━━━━━ Data for this task

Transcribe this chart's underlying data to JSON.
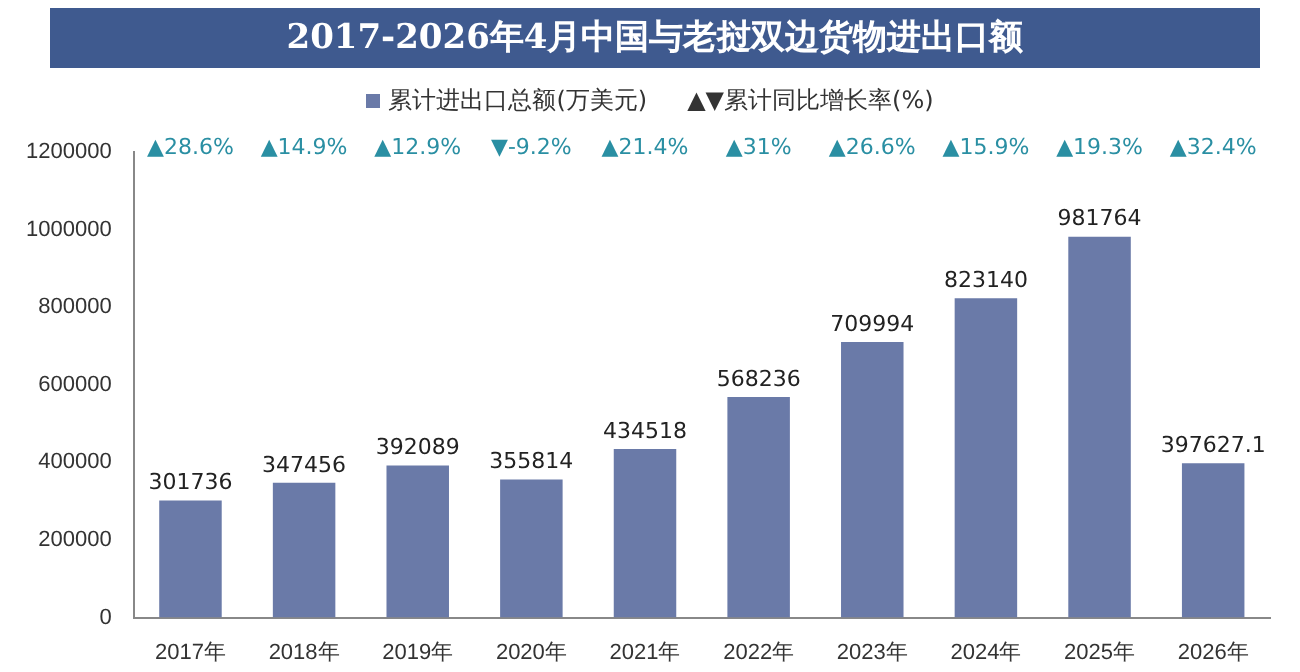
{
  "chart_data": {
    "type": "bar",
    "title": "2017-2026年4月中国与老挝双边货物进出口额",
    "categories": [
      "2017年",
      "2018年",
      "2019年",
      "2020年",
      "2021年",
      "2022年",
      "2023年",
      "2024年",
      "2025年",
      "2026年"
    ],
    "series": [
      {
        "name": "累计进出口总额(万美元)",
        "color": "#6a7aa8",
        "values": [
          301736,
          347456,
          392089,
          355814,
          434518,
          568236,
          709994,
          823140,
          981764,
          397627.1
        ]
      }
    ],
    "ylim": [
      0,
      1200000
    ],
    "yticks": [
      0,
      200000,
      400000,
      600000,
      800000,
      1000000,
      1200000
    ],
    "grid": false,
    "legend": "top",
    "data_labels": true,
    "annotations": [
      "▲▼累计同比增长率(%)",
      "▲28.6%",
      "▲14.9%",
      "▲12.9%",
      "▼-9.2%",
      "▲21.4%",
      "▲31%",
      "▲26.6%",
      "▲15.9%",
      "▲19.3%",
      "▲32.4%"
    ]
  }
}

━━━━━━━━━━
━━━━━ Data for this task

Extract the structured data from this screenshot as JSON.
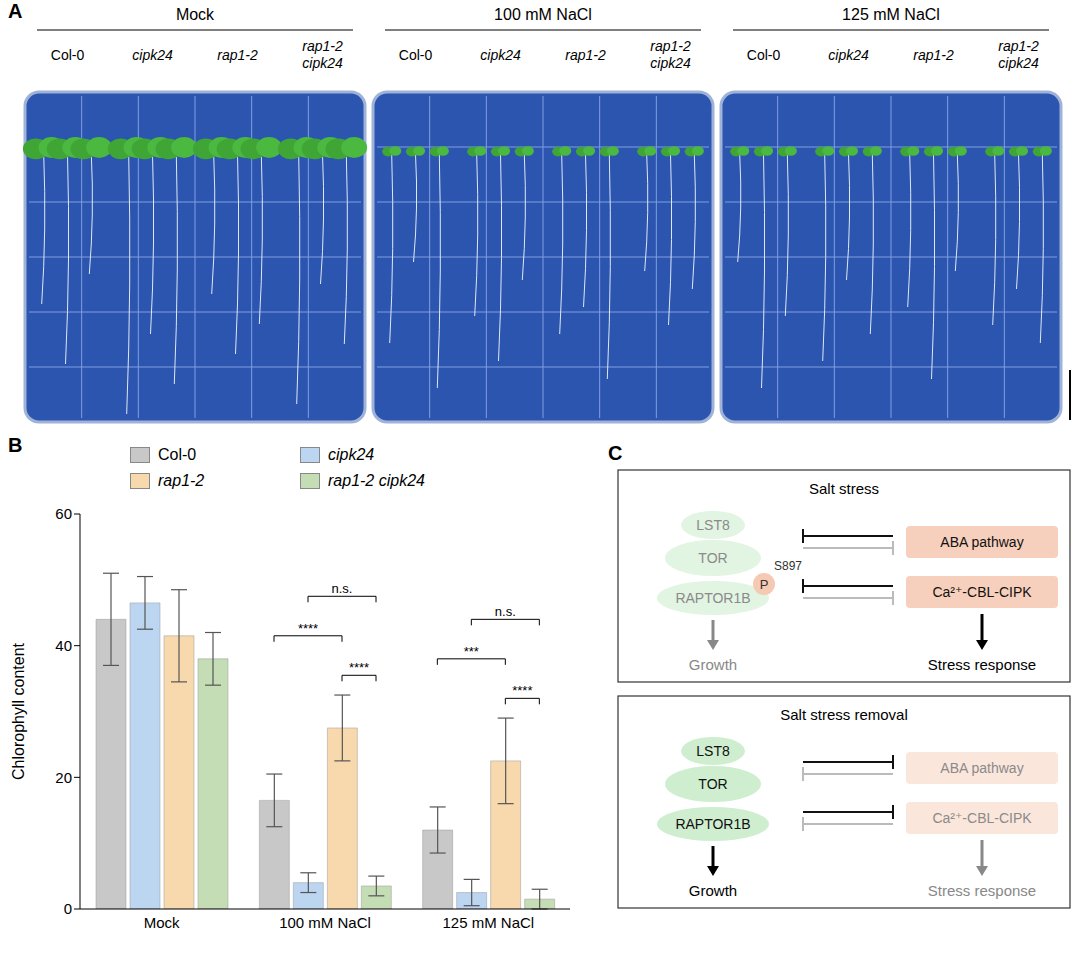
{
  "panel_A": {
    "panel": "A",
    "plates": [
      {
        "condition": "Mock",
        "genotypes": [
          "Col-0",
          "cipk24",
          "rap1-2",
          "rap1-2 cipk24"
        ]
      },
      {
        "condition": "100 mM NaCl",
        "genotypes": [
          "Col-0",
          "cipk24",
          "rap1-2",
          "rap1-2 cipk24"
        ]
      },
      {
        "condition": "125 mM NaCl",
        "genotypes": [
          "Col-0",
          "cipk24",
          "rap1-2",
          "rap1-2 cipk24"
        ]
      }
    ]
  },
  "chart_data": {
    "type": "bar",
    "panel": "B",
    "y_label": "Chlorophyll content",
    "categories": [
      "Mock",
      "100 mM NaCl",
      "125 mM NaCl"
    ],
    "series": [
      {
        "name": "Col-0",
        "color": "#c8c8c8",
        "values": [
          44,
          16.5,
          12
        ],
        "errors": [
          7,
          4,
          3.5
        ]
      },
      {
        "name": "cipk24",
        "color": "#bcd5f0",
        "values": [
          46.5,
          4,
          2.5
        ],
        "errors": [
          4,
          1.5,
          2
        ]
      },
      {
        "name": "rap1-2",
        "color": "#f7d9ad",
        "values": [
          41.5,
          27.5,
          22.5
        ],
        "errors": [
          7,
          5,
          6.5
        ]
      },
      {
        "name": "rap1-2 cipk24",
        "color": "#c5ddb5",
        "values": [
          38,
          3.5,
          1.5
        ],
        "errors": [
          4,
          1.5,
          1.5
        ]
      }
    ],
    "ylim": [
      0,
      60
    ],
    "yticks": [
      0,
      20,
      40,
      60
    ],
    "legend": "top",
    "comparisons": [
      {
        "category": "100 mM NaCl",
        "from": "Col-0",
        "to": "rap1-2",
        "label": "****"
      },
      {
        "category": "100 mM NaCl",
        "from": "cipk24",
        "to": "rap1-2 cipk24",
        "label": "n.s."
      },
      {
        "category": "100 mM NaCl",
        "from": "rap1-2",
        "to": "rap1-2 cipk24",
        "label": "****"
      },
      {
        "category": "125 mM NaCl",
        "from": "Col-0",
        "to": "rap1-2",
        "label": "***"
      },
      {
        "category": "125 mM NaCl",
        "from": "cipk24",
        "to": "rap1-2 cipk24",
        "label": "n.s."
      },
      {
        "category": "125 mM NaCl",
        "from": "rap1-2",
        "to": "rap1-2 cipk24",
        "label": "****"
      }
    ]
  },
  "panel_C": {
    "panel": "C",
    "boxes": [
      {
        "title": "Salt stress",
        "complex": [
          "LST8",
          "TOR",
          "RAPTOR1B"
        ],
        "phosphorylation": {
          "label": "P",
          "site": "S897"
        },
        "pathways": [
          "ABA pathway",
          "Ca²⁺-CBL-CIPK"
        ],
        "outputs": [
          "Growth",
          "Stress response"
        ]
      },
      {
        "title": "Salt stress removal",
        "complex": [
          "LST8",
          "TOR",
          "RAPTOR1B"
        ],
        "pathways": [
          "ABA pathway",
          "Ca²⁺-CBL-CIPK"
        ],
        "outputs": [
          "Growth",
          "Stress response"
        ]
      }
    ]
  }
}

━━━━━━━━━━

→ Goal
Among the lines of the data, identify those with the word "Salt". Copy each of them.

→ Response to this task
        "title": "Salt stress",
        "title": "Salt stress removal",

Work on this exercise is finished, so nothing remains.